(Records from a data source)

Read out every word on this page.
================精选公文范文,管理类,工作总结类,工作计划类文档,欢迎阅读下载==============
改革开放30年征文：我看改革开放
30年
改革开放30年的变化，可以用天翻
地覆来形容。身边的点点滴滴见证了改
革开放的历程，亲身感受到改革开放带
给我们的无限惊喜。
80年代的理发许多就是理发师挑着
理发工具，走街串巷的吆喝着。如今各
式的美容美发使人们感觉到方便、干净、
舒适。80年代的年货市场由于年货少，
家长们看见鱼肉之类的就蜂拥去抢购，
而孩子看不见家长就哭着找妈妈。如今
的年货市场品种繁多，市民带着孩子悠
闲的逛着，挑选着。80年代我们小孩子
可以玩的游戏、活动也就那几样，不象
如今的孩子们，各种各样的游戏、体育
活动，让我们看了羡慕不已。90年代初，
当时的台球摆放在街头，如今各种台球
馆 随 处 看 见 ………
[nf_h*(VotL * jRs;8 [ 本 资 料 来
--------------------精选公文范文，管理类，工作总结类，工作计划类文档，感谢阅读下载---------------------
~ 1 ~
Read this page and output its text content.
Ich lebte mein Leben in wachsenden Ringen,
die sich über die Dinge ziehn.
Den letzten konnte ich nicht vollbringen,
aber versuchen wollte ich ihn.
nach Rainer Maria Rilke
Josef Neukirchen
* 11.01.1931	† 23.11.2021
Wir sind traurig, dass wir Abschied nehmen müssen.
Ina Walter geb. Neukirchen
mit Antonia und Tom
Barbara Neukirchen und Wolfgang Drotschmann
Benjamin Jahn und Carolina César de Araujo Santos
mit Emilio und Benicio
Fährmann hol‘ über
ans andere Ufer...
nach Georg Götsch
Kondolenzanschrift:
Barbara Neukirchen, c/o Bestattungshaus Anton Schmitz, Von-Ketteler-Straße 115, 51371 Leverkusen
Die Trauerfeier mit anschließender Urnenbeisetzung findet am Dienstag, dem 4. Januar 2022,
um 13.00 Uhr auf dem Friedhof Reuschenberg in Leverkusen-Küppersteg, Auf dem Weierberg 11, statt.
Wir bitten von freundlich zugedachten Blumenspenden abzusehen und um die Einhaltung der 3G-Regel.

JOB: Write out the complete set of records exactly as given.

RESULT OF THIS EXERCISE:
Read out every word on this page.
================精选公文范文,管理类,工作总结类,工作计划类文档,欢迎阅读下载==============
改革开放30年征文：我看改革开放
30年
改革开放30年的变化，可以用天翻
地覆来形容。身边的点点滴滴见证了改
革开放的历程，亲身感受到改革开放带
给我们的无限惊喜。
80年代的理发许多就是理发师挑着
理发工具，走街串巷的吆喝着。如今各
式的美容美发使人们感觉到方便、干净、
舒适。80年代的年货市场由于年货少，
家长们看见鱼肉之类的就蜂拥去抢购，
而孩子看不见家长就哭着找妈妈。如今
的年货市场品种繁多，市民带着孩子悠
闲的逛着，挑选着。80年代我们小孩子
可以玩的游戏、活动也就那几样，不象
如今的孩子们，各种各样的游戏、体育
活动，让我们看了羡慕不已。90年代初，
当时的台球摆放在街头，如今各种台球
馆 随 处 看 见 ………
[nf_h*(VotL * jRs;8 [ 本 资 料 来
--------------------精选公文范文，管理类，工作总结类，工作计划类文档，感谢阅读下载---------------------
~ 1 ~
Read this page and output its text content.
Ich lebte mein Leben in wachsenden Ringen,
die sich über die Dinge ziehn.
Den letzten konnte ich nicht vollbringen,
aber versuchen wollte ich ihn.
nach Rainer Maria Rilke
Josef Neukirchen
* 11.01.1931	† 23.11.2021
Wir sind traurig, dass wir Abschied nehmen müssen.
Ina Walter geb. Neukirchen
mit Antonia und Tom
Barbara Neukirchen und Wolfgang Drotschmann
Benjamin Jahn und Carolina César de Araujo Santos
mit Emilio und Benicio
Fährmann hol‘ über
ans andere Ufer...
nach Georg Götsch
Kondolenzanschrift:
Barbara Neukirchen, c/o Bestattungshaus Anton Schmitz, Von-Ketteler-Straße 115, 51371 Leverkusen
Die Trauerfeier mit anschließender Urnenbeisetzung findet am Dienstag, dem 4. Januar 2022,
um 13.00 Uhr auf dem Friedhof Reuschenberg in Leverkusen-Küppersteg, Auf dem Weierberg 11, statt.
Wir bitten von freundlich zugedachten Blumenspenden abzusehen und um die Einhaltung der 3G-Regel.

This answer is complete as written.